Task goal: Repeat what the lines below say, word for word, and skip every image.

━━ Records for this task

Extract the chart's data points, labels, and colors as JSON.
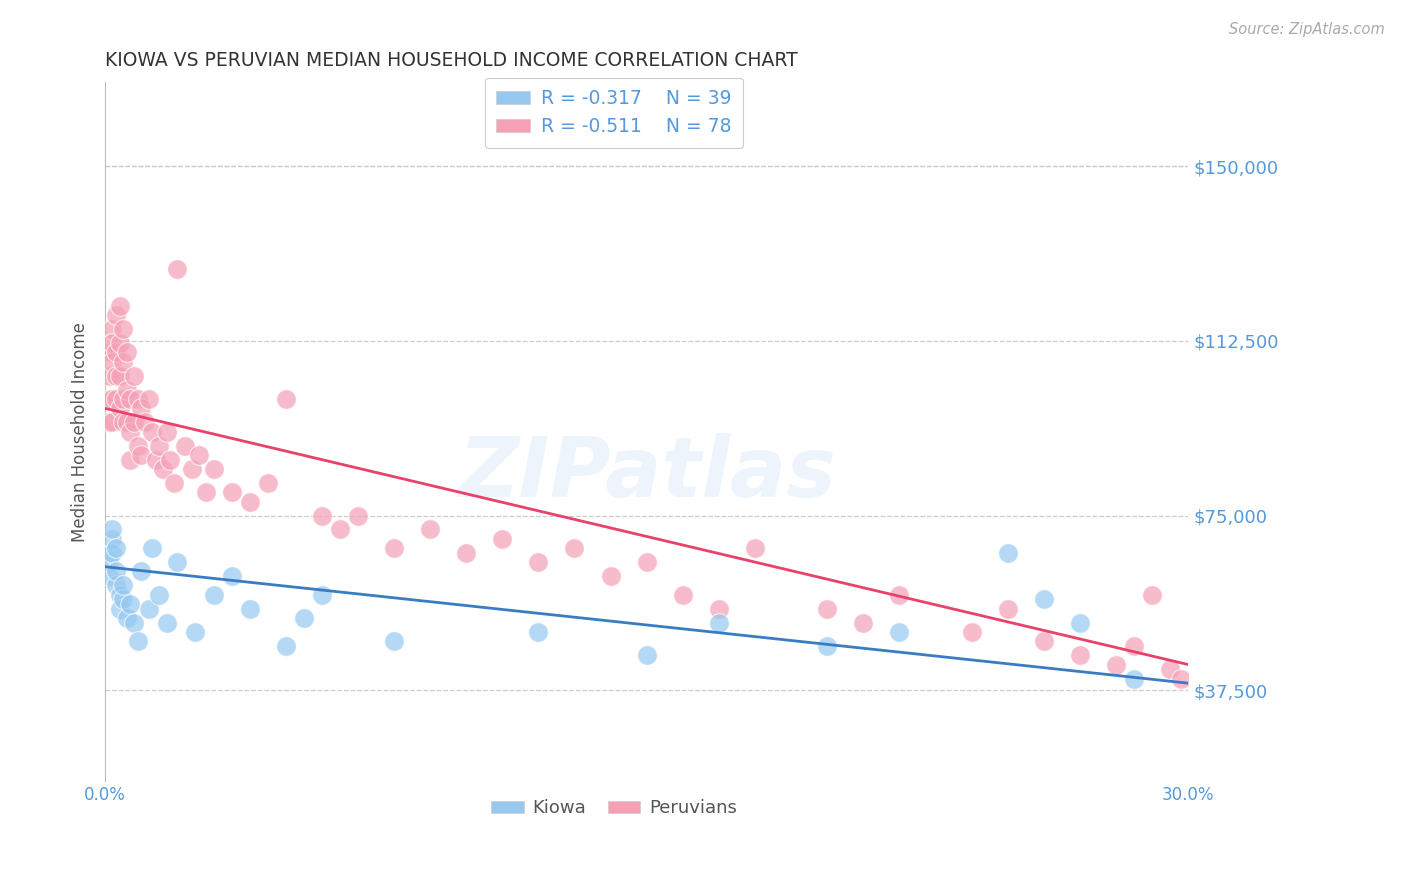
{
  "title": "KIOWA VS PERUVIAN MEDIAN HOUSEHOLD INCOME CORRELATION CHART",
  "source": "Source: ZipAtlas.com",
  "ylabel": "Median Household Income",
  "watermark": "ZIPatlas",
  "xlim": [
    0.0,
    0.3
  ],
  "ylim": [
    18000,
    168000
  ],
  "yticks": [
    37500,
    75000,
    112500,
    150000
  ],
  "ytick_labels": [
    "$37,500",
    "$75,000",
    "$112,500",
    "$150,000"
  ],
  "xticks": [
    0.0,
    0.05,
    0.1,
    0.15,
    0.2,
    0.25,
    0.3
  ],
  "xtick_labels": [
    "0.0%",
    "",
    "",
    "",
    "",
    "",
    "30.0%"
  ],
  "kiowa_color": "#96C8F0",
  "peruvian_color": "#F5A0B5",
  "kiowa_line_color": "#3A7CC4",
  "peruvian_line_color": "#E8426A",
  "background_color": "#FFFFFF",
  "grid_color": "#CCCCCC",
  "axis_label_color": "#555555",
  "tick_color": "#5599DD",
  "title_color": "#333333",
  "kiowa_x": [
    0.001,
    0.001,
    0.002,
    0.002,
    0.002,
    0.003,
    0.003,
    0.003,
    0.004,
    0.004,
    0.005,
    0.005,
    0.006,
    0.007,
    0.008,
    0.009,
    0.01,
    0.012,
    0.013,
    0.015,
    0.017,
    0.02,
    0.025,
    0.03,
    0.035,
    0.04,
    0.05,
    0.055,
    0.06,
    0.08,
    0.12,
    0.15,
    0.17,
    0.2,
    0.22,
    0.25,
    0.26,
    0.27,
    0.285
  ],
  "kiowa_y": [
    65000,
    62000,
    70000,
    67000,
    72000,
    60000,
    68000,
    63000,
    58000,
    55000,
    57000,
    60000,
    53000,
    56000,
    52000,
    48000,
    63000,
    55000,
    68000,
    58000,
    52000,
    65000,
    50000,
    58000,
    62000,
    55000,
    47000,
    53000,
    58000,
    48000,
    50000,
    45000,
    52000,
    47000,
    50000,
    67000,
    57000,
    52000,
    40000
  ],
  "peruvian_x": [
    0.001,
    0.001,
    0.001,
    0.001,
    0.002,
    0.002,
    0.002,
    0.002,
    0.002,
    0.003,
    0.003,
    0.003,
    0.003,
    0.004,
    0.004,
    0.004,
    0.004,
    0.005,
    0.005,
    0.005,
    0.005,
    0.006,
    0.006,
    0.006,
    0.007,
    0.007,
    0.007,
    0.008,
    0.008,
    0.009,
    0.009,
    0.01,
    0.01,
    0.011,
    0.012,
    0.013,
    0.014,
    0.015,
    0.016,
    0.017,
    0.018,
    0.019,
    0.02,
    0.022,
    0.024,
    0.026,
    0.028,
    0.03,
    0.035,
    0.04,
    0.045,
    0.05,
    0.06,
    0.065,
    0.07,
    0.08,
    0.09,
    0.1,
    0.11,
    0.12,
    0.13,
    0.14,
    0.15,
    0.16,
    0.17,
    0.18,
    0.2,
    0.21,
    0.22,
    0.24,
    0.25,
    0.26,
    0.27,
    0.28,
    0.285,
    0.29,
    0.295,
    0.298
  ],
  "peruvian_y": [
    105000,
    110000,
    100000,
    95000,
    115000,
    108000,
    100000,
    112000,
    95000,
    118000,
    110000,
    105000,
    100000,
    120000,
    112000,
    105000,
    98000,
    115000,
    108000,
    100000,
    95000,
    110000,
    102000,
    95000,
    100000,
    93000,
    87000,
    105000,
    95000,
    100000,
    90000,
    98000,
    88000,
    95000,
    100000,
    93000,
    87000,
    90000,
    85000,
    93000,
    87000,
    82000,
    128000,
    90000,
    85000,
    88000,
    80000,
    85000,
    80000,
    78000,
    82000,
    100000,
    75000,
    72000,
    75000,
    68000,
    72000,
    67000,
    70000,
    65000,
    68000,
    62000,
    65000,
    58000,
    55000,
    68000,
    55000,
    52000,
    58000,
    50000,
    55000,
    48000,
    45000,
    43000,
    47000,
    58000,
    42000,
    40000
  ],
  "kiowa_trend_x": [
    0.0,
    0.3
  ],
  "kiowa_trend_y": [
    64000,
    39000
  ],
  "peruvian_trend_x": [
    0.0,
    0.3
  ],
  "peruvian_trend_y": [
    98000,
    43000
  ]
}
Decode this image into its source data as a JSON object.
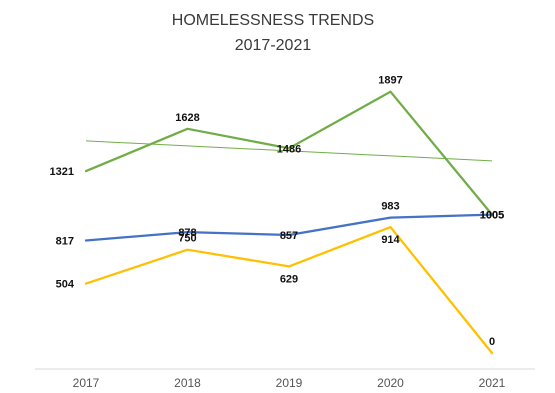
{
  "chart_data": {
    "type": "line",
    "title": "HOMELESSNESS TRENDS",
    "subtitle": "2017-2021",
    "xlabel": "",
    "ylabel": "",
    "x": [
      "2017",
      "2018",
      "2019",
      "2020",
      "2021"
    ],
    "ylim": [
      0,
      2200
    ],
    "grid": false,
    "series": [
      {
        "values": [
          1321,
          1628,
          1486,
          1897,
          1005
        ],
        "color": "#70AD47"
      },
      {
        "values": [
          817,
          878,
          857,
          983,
          1005
        ],
        "color": "#4472C4"
      },
      {
        "values": [
          504,
          750,
          629,
          914,
          0
        ],
        "color": "#FFC000"
      }
    ],
    "trendline": {
      "series_index": 0,
      "type": "linear",
      "color": "#70AD47"
    }
  }
}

━━━━

Task output:
Extract the chart's data points, labels, and colors as JSON.
{
  "title": "KIOWA VS PERUVIAN MEDIAN HOUSEHOLD INCOME CORRELATION CHART",
  "source": "Source: ZipAtlas.com",
  "ylabel": "Median Household Income",
  "watermark": "ZIPatlas",
  "xlim": [
    0.0,
    0.3
  ],
  "ylim": [
    18000,
    168000
  ],
  "yticks": [
    37500,
    75000,
    112500,
    150000
  ],
  "ytick_labels": [
    "$37,500",
    "$75,000",
    "$112,500",
    "$150,000"
  ],
  "xticks": [
    0.0,
    0.05,
    0.1,
    0.15,
    0.2,
    0.25,
    0.3
  ],
  "xtick_labels": [
    "0.0%",
    "",
    "",
    "",
    "",
    "",
    "30.0%"
  ],
  "kiowa_color": "#96C8F0",
  "peruvian_color": "#F5A0B5",
  "kiowa_line_color": "#3A7CC4",
  "peruvian_line_color": "#E8426A",
  "background_color": "#FFFFFF",
  "grid_color": "#CCCCCC",
  "axis_label_color": "#555555",
  "tick_color": "#5599DD",
  "title_color": "#333333",
  "kiowa_x": [
    0.001,
    0.001,
    0.002,
    0.002,
    0.002,
    0.003,
    0.003,
    0.003,
    0.004,
    0.004,
    0.005,
    0.005,
    0.006,
    0.007,
    0.008,
    0.009,
    0.01,
    0.012,
    0.013,
    0.015,
    0.017,
    0.02,
    0.025,
    0.03,
    0.035,
    0.04,
    0.05,
    0.055,
    0.06,
    0.08,
    0.12,
    0.15,
    0.17,
    0.2,
    0.22,
    0.25,
    0.26,
    0.27,
    0.285
  ],
  "kiowa_y": [
    65000,
    62000,
    70000,
    67000,
    72000,
    60000,
    68000,
    63000,
    58000,
    55000,
    57000,
    60000,
    53000,
    56000,
    52000,
    48000,
    63000,
    55000,
    68000,
    58000,
    52000,
    65000,
    50000,
    58000,
    62000,
    55000,
    47000,
    53000,
    58000,
    48000,
    50000,
    45000,
    52000,
    47000,
    50000,
    67000,
    57000,
    52000,
    40000
  ],
  "peruvian_x": [
    0.001,
    0.001,
    0.001,
    0.001,
    0.002,
    0.002,
    0.002,
    0.002,
    0.002,
    0.003,
    0.003,
    0.003,
    0.003,
    0.004,
    0.004,
    0.004,
    0.004,
    0.005,
    0.005,
    0.005,
    0.005,
    0.006,
    0.006,
    0.006,
    0.007,
    0.007,
    0.007,
    0.008,
    0.008,
    0.009,
    0.009,
    0.01,
    0.01,
    0.011,
    0.012,
    0.013,
    0.014,
    0.015,
    0.016,
    0.017,
    0.018,
    0.019,
    0.02,
    0.022,
    0.024,
    0.026,
    0.028,
    0.03,
    0.035,
    0.04,
    0.045,
    0.05,
    0.06,
    0.065,
    0.07,
    0.08,
    0.09,
    0.1,
    0.11,
    0.12,
    0.13,
    0.14,
    0.15,
    0.16,
    0.17,
    0.18,
    0.2,
    0.21,
    0.22,
    0.24,
    0.25,
    0.26,
    0.27,
    0.28,
    0.285,
    0.29,
    0.295,
    0.298
  ],
  "peruvian_y": [
    105000,
    110000,
    100000,
    95000,
    115000,
    108000,
    100000,
    112000,
    95000,
    118000,
    110000,
    105000,
    100000,
    120000,
    112000,
    105000,
    98000,
    115000,
    108000,
    100000,
    95000,
    110000,
    102000,
    95000,
    100000,
    93000,
    87000,
    105000,
    95000,
    100000,
    90000,
    98000,
    88000,
    95000,
    100000,
    93000,
    87000,
    90000,
    85000,
    93000,
    87000,
    82000,
    128000,
    90000,
    85000,
    88000,
    80000,
    85000,
    80000,
    78000,
    82000,
    100000,
    75000,
    72000,
    75000,
    68000,
    72000,
    67000,
    70000,
    65000,
    68000,
    62000,
    65000,
    58000,
    55000,
    68000,
    55000,
    52000,
    58000,
    50000,
    55000,
    48000,
    45000,
    43000,
    47000,
    58000,
    42000,
    40000
  ],
  "kiowa_trend_x": [
    0.0,
    0.3
  ],
  "kiowa_trend_y": [
    64000,
    39000
  ],
  "peruvian_trend_x": [
    0.0,
    0.3
  ],
  "peruvian_trend_y": [
    98000,
    43000
  ]
}
Decode this image into its source data as a JSON object.
{
  "chart_data": {
    "type": "line",
    "title": "HOMELESSNESS TRENDS",
    "subtitle": "2017-2021",
    "xlabel": "",
    "ylabel": "",
    "x": [
      "2017",
      "2018",
      "2019",
      "2020",
      "2021"
    ],
    "ylim": [
      0,
      2200
    ],
    "grid": false,
    "series": [
      {
        "values": [
          1321,
          1628,
          1486,
          1897,
          1005
        ],
        "color": "#70AD47"
      },
      {
        "values": [
          817,
          878,
          857,
          983,
          1005
        ],
        "color": "#4472C4"
      },
      {
        "values": [
          504,
          750,
          629,
          914,
          0
        ],
        "color": "#FFC000"
      }
    ],
    "trendline": {
      "series_index": 0,
      "type": "linear",
      "color": "#70AD47"
    }
  }
}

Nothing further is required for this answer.